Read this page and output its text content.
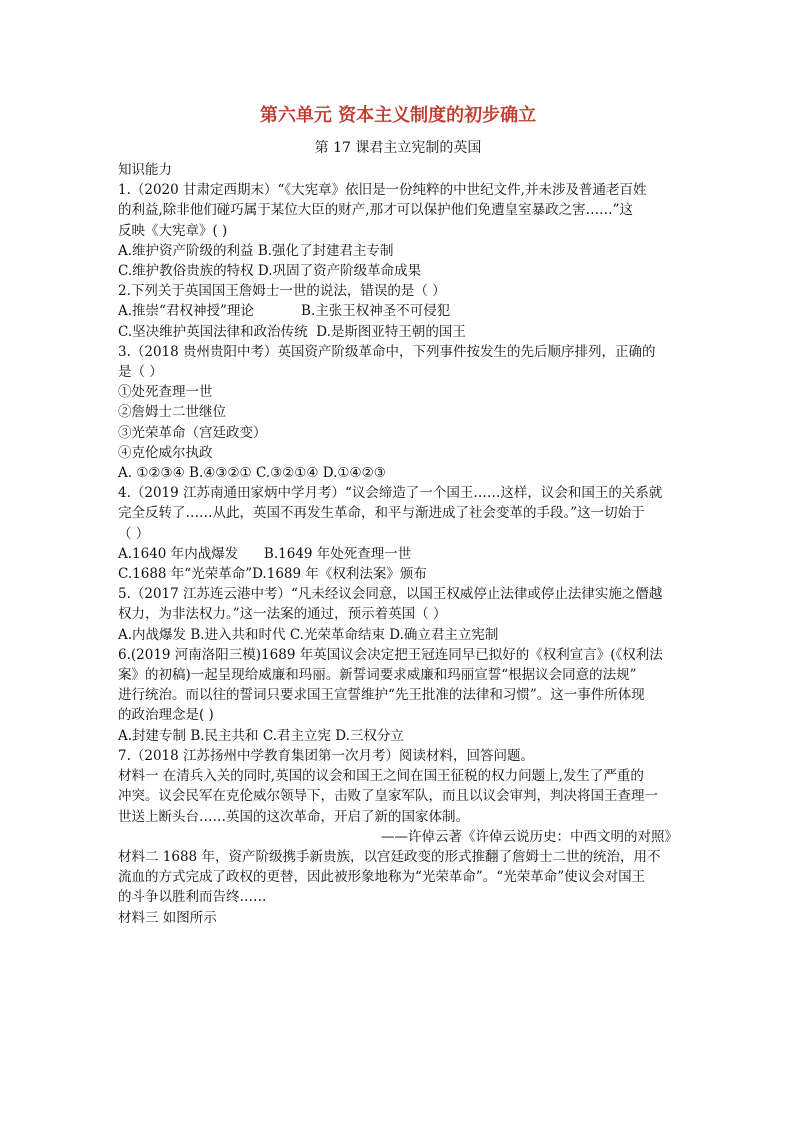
第六单元 资本主义制度的初步确立

第 17 课君主立宪制的英国

知识能力

1.（2020 甘肃定西期末）“《大宪章》依旧是一份纯粹的中世纪文件,并未涉及普通老百姓

的利益,除非他们碰巧属于某位大臣的财产,那才可以保护他们免遭皇室暴政之害……”这

反映《大宪章》( )

A.维护资产阶级的利益 B.强化了封建君主专制

C.维护教俗贵族的特权 D.巩固了资产阶级革命成果

2.下列关于英国国王詹姆士一世的说法，错误的是（ ）

A.推崇“君权神授”理论           B.主张王权神圣不可侵犯

C.坚决维护英国法律和政治传统  D.是斯图亚特王朝的国王

3.（2018 贵州贵阳中考）英国资产阶级革命中，下列事件按发生的先后顺序排列，正确的

是（ ）

①处死查理一世

②詹姆士二世继位

③光荣革命（宫廷政变）

④克伦威尔执政

A. ①②③④ B.④③②① C.③②①④ D.①④②③

4.（2019 江苏南通田家炳中学月考）“议会缔造了一个国王……这样，议会和国王的关系就

完全反转了……从此，英国不再发生革命，和平与渐进成了社会变革的手段。”这一切始于

（ ）

A.1640 年内战爆发      B.1649 年处死查理一世

C.1688 年“光荣革命”D.1689 年《权利法案》颁布

5.（2017 江苏连云港中考）“凡未经议会同意，以国王权威停止法律或停止法律实施之僭越

权力，为非法权力。”这一法案的通过，预示着英国（ ）

A.内战爆发 B.进入共和时代 C.光荣革命结束 D.确立君主立宪制

6.(2019 河南洛阳三模)1689 年英国议会决定把王冠连同早已拟好的《权利宣言》(《权利法

案》的初稿)一起呈现给威廉和玛丽。新誓词要求威廉和玛丽宣誓“根据议会同意的法规”

进行统治。而以往的誓词只要求国王宣誓维护“先王批准的法律和习惯”。这一事件所体现

的政治理念是( )

A.封建专制 B.民主共和 C.君主立宪 D.三权分立

7.（2018 江苏扬州中学教育集团第一次月考）阅读材料，回答问题。

材料一 在清兵入关的同时,英国的议会和国王之间在国王征税的权力问题上,发生了严重的

冲突。议会民军在克伦威尔领导下，击败了皇家军队，而且以议会审判，判决将国王查理一

世送上断头台……英国的这次革命，开启了新的国家体制。

——许倬云著《许倬云说历史：中西文明的对照》

材料二 1688 年，资产阶级携手新贵族，以宫廷政变的形式推翻了詹姆士二世的统治，用不

流血的方式完成了政权的更替，因此被形象地称为“光荣革命”。“光荣革命”使议会对国王

的斗争以胜利而告终……

材料三 如图所示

================================

◆ Task details ◆
Repeat each entry exactly. Pictures do not belong in the copy.

◆ Task solution ◆
Read this page and output its text content.
第六单元 资本主义制度的初步确立

第 17 课君主立宪制的英国

知识能力

1.（2020 甘肃定西期末）“《大宪章》依旧是一份纯粹的中世纪文件,并未涉及普通老百姓

的利益,除非他们碰巧属于某位大臣的财产,那才可以保护他们免遭皇室暴政之害……”这

反映《大宪章》( )

A.维护资产阶级的利益 B.强化了封建君主专制

C.维护教俗贵族的特权 D.巩固了资产阶级革命成果

2.下列关于英国国王詹姆士一世的说法，错误的是（ ）

A.推崇“君权神授”理论           B.主张王权神圣不可侵犯

C.坚决维护英国法律和政治传统  D.是斯图亚特王朝的国王

3.（2018 贵州贵阳中考）英国资产阶级革命中，下列事件按发生的先后顺序排列，正确的

是（ ）

①处死查理一世

②詹姆士二世继位

③光荣革命（宫廷政变）

④克伦威尔执政

A. ①②③④ B.④③②① C.③②①④ D.①④②③

4.（2019 江苏南通田家炳中学月考）“议会缔造了一个国王……这样，议会和国王的关系就

完全反转了……从此，英国不再发生革命，和平与渐进成了社会变革的手段。”这一切始于

（ ）

A.1640 年内战爆发      B.1649 年处死查理一世

C.1688 年“光荣革命”D.1689 年《权利法案》颁布

5.（2017 江苏连云港中考）“凡未经议会同意，以国王权威停止法律或停止法律实施之僭越

权力，为非法权力。”这一法案的通过，预示着英国（ ）

A.内战爆发 B.进入共和时代 C.光荣革命结束 D.确立君主立宪制

6.(2019 河南洛阳三模)1689 年英国议会决定把王冠连同早已拟好的《权利宣言》(《权利法

案》的初稿)一起呈现给威廉和玛丽。新誓词要求威廉和玛丽宣誓“根据议会同意的法规”

进行统治。而以往的誓词只要求国王宣誓维护“先王批准的法律和习惯”。这一事件所体现

的政治理念是( )

A.封建专制 B.民主共和 C.君主立宪 D.三权分立

7.（2018 江苏扬州中学教育集团第一次月考）阅读材料，回答问题。

材料一 在清兵入关的同时,英国的议会和国王之间在国王征税的权力问题上,发生了严重的

冲突。议会民军在克伦威尔领导下，击败了皇家军队，而且以议会审判，判决将国王查理一

世送上断头台……英国的这次革命，开启了新的国家体制。

——许倬云著《许倬云说历史：中西文明的对照》

材料二 1688 年，资产阶级携手新贵族，以宫廷政变的形式推翻了詹姆士二世的统治，用不

流血的方式完成了政权的更替，因此被形象地称为“光荣革命”。“光荣革命”使议会对国王

的斗争以胜利而告终……

材料三 如图所示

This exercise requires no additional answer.